▸ **Goal**: Each line should be copied exactly.

▸ **Data section**:

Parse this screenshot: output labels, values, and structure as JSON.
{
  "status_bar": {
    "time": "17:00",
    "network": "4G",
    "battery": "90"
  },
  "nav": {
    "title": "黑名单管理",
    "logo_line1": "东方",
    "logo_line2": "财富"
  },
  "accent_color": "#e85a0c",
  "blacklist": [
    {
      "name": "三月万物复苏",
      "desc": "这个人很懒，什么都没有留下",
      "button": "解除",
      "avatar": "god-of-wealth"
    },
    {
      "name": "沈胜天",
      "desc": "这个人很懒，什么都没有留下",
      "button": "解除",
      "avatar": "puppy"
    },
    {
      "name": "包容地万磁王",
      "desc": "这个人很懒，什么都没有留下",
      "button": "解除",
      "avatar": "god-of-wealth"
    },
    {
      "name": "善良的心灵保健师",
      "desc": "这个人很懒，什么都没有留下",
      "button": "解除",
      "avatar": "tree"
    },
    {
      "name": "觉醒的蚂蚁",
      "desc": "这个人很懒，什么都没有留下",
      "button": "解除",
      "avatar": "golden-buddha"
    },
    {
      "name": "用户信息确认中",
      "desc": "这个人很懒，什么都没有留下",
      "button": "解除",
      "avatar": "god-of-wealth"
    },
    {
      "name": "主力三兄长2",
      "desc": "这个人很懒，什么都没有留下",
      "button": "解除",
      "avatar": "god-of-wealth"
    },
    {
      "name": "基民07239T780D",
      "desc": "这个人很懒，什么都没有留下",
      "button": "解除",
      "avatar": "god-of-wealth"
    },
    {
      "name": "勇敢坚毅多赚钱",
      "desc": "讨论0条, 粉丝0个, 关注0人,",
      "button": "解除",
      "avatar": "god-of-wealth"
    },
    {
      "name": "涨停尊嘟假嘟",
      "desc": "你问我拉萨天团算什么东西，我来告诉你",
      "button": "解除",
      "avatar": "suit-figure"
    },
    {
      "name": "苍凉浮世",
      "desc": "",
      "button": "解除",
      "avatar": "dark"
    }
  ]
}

▸ **Answer for this exercise**:
Parse this screenshot: output labels, values, and structure as JSON.
{
  "status_bar": {
    "time": "17:00",
    "network": "4G",
    "battery": "90"
  },
  "nav": {
    "title": "黑名单管理",
    "logo_line1": "东方",
    "logo_line2": "财富"
  },
  "accent_color": "#e85a0c",
  "blacklist": [
    {
      "name": "三月万物复苏",
      "desc": "这个人很懒，什么都没有留下",
      "button": "解除",
      "avatar": "god-of-wealth"
    },
    {
      "name": "沈胜天",
      "desc": "这个人很懒，什么都没有留下",
      "button": "解除",
      "avatar": "puppy"
    },
    {
      "name": "包容地万磁王",
      "desc": "这个人很懒，什么都没有留下",
      "button": "解除",
      "avatar": "god-of-wealth"
    },
    {
      "name": "善良的心灵保健师",
      "desc": "这个人很懒，什么都没有留下",
      "button": "解除",
      "avatar": "tree"
    },
    {
      "name": "觉醒的蚂蚁",
      "desc": "这个人很懒，什么都没有留下",
      "button": "解除",
      "avatar": "golden-buddha"
    },
    {
      "name": "用户信息确认中",
      "desc": "这个人很懒，什么都没有留下",
      "button": "解除",
      "avatar": "god-of-wealth"
    },
    {
      "name": "主力三兄长2",
      "desc": "这个人很懒，什么都没有留下",
      "button": "解除",
      "avatar": "god-of-wealth"
    },
    {
      "name": "基民07239T780D",
      "desc": "这个人很懒，什么都没有留下",
      "button": "解除",
      "avatar": "god-of-wealth"
    },
    {
      "name": "勇敢坚毅多赚钱",
      "desc": "讨论0条, 粉丝0个, 关注0人,",
      "button": "解除",
      "avatar": "god-of-wealth"
    },
    {
      "name": "涨停尊嘟假嘟",
      "desc": "你问我拉萨天团算什么东西，我来告诉你",
      "button": "解除",
      "avatar": "suit-figure"
    },
    {
      "name": "苍凉浮世",
      "desc": "",
      "button": "解除",
      "avatar": "dark"
    }
  ]
}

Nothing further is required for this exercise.